| WHAT IS ASKED |
Are you able to retype all the records below exactly?

-----

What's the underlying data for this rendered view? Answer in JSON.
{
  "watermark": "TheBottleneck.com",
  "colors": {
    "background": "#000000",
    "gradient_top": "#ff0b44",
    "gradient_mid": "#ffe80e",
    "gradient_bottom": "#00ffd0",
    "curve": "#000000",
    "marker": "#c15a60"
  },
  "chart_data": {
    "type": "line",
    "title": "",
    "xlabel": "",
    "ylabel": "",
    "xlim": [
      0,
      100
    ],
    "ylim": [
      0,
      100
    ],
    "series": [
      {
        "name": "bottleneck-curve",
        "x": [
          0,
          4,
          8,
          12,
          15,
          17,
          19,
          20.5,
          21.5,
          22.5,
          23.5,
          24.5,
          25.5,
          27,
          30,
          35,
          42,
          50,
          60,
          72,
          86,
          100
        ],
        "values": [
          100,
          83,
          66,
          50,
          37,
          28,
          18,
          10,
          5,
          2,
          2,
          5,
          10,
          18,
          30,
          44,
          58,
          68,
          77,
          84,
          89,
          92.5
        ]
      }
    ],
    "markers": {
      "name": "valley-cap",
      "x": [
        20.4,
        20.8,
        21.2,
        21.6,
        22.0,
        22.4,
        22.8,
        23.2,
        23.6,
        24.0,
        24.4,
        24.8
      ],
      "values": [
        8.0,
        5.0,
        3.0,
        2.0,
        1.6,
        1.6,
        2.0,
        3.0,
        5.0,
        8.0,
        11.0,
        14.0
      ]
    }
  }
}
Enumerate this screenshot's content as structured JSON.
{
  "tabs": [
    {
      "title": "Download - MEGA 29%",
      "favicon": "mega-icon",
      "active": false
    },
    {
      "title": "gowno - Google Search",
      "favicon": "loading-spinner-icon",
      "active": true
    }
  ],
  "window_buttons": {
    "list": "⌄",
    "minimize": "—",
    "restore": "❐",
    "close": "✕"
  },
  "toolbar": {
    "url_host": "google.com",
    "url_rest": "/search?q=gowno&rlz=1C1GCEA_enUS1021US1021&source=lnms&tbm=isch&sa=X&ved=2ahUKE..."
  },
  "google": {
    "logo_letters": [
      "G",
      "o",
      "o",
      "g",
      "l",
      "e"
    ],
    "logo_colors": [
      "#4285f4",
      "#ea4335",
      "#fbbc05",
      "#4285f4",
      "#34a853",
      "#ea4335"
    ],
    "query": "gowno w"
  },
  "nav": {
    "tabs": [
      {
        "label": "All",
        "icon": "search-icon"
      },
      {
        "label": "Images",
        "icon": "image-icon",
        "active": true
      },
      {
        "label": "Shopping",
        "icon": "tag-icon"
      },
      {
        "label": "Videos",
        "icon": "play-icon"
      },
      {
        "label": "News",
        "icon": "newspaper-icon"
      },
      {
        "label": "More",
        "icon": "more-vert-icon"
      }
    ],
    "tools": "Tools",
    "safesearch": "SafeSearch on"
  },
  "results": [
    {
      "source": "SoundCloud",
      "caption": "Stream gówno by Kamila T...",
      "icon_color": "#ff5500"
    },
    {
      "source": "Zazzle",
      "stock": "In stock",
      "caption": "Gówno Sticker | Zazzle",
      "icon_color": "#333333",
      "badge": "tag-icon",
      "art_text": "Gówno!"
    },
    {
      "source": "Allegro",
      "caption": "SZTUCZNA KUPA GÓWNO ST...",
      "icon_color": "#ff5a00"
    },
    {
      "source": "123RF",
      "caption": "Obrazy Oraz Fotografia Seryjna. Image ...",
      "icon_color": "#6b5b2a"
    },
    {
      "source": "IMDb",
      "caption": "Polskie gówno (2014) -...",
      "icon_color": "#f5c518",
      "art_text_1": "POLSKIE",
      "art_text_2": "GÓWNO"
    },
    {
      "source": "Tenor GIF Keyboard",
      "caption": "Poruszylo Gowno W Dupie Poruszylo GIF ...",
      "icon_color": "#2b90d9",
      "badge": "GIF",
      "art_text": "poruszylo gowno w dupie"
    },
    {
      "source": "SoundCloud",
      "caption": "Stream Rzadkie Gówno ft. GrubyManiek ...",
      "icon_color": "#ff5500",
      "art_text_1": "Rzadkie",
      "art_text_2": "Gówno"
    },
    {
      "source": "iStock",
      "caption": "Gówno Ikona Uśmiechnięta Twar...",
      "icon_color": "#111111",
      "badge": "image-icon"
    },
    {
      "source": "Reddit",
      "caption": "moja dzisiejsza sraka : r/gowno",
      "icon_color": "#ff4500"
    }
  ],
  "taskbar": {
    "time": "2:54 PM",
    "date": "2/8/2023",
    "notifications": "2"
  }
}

-----

| SOLUTION FOR THIS EXERCISE |
What's the underlying data for this rendered view? Answer in JSON.
{
  "watermark": "TheBottleneck.com",
  "colors": {
    "background": "#000000",
    "gradient_top": "#ff0b44",
    "gradient_mid": "#ffe80e",
    "gradient_bottom": "#00ffd0",
    "curve": "#000000",
    "marker": "#c15a60"
  },
  "chart_data": {
    "type": "line",
    "title": "",
    "xlabel": "",
    "ylabel": "",
    "xlim": [
      0,
      100
    ],
    "ylim": [
      0,
      100
    ],
    "series": [
      {
        "name": "bottleneck-curve",
        "x": [
          0,
          4,
          8,
          12,
          15,
          17,
          19,
          20.5,
          21.5,
          22.5,
          23.5,
          24.5,
          25.5,
          27,
          30,
          35,
          42,
          50,
          60,
          72,
          86,
          100
        ],
        "values": [
          100,
          83,
          66,
          50,
          37,
          28,
          18,
          10,
          5,
          2,
          2,
          5,
          10,
          18,
          30,
          44,
          58,
          68,
          77,
          84,
          89,
          92.5
        ]
      }
    ],
    "markers": {
      "name": "valley-cap",
      "x": [
        20.4,
        20.8,
        21.2,
        21.6,
        22.0,
        22.4,
        22.8,
        23.2,
        23.6,
        24.0,
        24.4,
        24.8
      ],
      "values": [
        8.0,
        5.0,
        3.0,
        2.0,
        1.6,
        1.6,
        2.0,
        3.0,
        5.0,
        8.0,
        11.0,
        14.0
      ]
    }
  }
}
Enumerate this screenshot's content as structured JSON.
{
  "tabs": [
    {
      "title": "Download - MEGA 29%",
      "favicon": "mega-icon",
      "active": false
    },
    {
      "title": "gowno - Google Search",
      "favicon": "loading-spinner-icon",
      "active": true
    }
  ],
  "window_buttons": {
    "list": "⌄",
    "minimize": "—",
    "restore": "❐",
    "close": "✕"
  },
  "toolbar": {
    "url_host": "google.com",
    "url_rest": "/search?q=gowno&rlz=1C1GCEA_enUS1021US1021&source=lnms&tbm=isch&sa=X&ved=2ahUKE..."
  },
  "google": {
    "logo_letters": [
      "G",
      "o",
      "o",
      "g",
      "l",
      "e"
    ],
    "logo_colors": [
      "#4285f4",
      "#ea4335",
      "#fbbc05",
      "#4285f4",
      "#34a853",
      "#ea4335"
    ],
    "query": "gowno w"
  },
  "nav": {
    "tabs": [
      {
        "label": "All",
        "icon": "search-icon"
      },
      {
        "label": "Images",
        "icon": "image-icon",
        "active": true
      },
      {
        "label": "Shopping",
        "icon": "tag-icon"
      },
      {
        "label": "Videos",
        "icon": "play-icon"
      },
      {
        "label": "News",
        "icon": "newspaper-icon"
      },
      {
        "label": "More",
        "icon": "more-vert-icon"
      }
    ],
    "tools": "Tools",
    "safesearch": "SafeSearch on"
  },
  "results": [
    {
      "source": "SoundCloud",
      "caption": "Stream gówno by Kamila T...",
      "icon_color": "#ff5500"
    },
    {
      "source": "Zazzle",
      "stock": "In stock",
      "caption": "Gówno Sticker | Zazzle",
      "icon_color": "#333333",
      "badge": "tag-icon",
      "art_text": "Gówno!"
    },
    {
      "source": "Allegro",
      "caption": "SZTUCZNA KUPA GÓWNO ST...",
      "icon_color": "#ff5a00"
    },
    {
      "source": "123RF",
      "caption": "Obrazy Oraz Fotografia Seryjna. Image ...",
      "icon_color": "#6b5b2a"
    },
    {
      "source": "IMDb",
      "caption": "Polskie gówno (2014) -...",
      "icon_color": "#f5c518",
      "art_text_1": "POLSKIE",
      "art_text_2": "GÓWNO"
    },
    {
      "source": "Tenor GIF Keyboard",
      "caption": "Poruszylo Gowno W Dupie Poruszylo GIF ...",
      "icon_color": "#2b90d9",
      "badge": "GIF",
      "art_text": "poruszylo gowno w dupie"
    },
    {
      "source": "SoundCloud",
      "caption": "Stream Rzadkie Gówno ft. GrubyManiek ...",
      "icon_color": "#ff5500",
      "art_text_1": "Rzadkie",
      "art_text_2": "Gówno"
    },
    {
      "source": "iStock",
      "caption": "Gówno Ikona Uśmiechnięta Twar...",
      "icon_color": "#111111",
      "badge": "image-icon"
    },
    {
      "source": "Reddit",
      "caption": "moja dzisiejsza sraka : r/gowno",
      "icon_color": "#ff4500"
    }
  ],
  "taskbar": {
    "time": "2:54 PM",
    "date": "2/8/2023",
    "notifications": "2"
  }
}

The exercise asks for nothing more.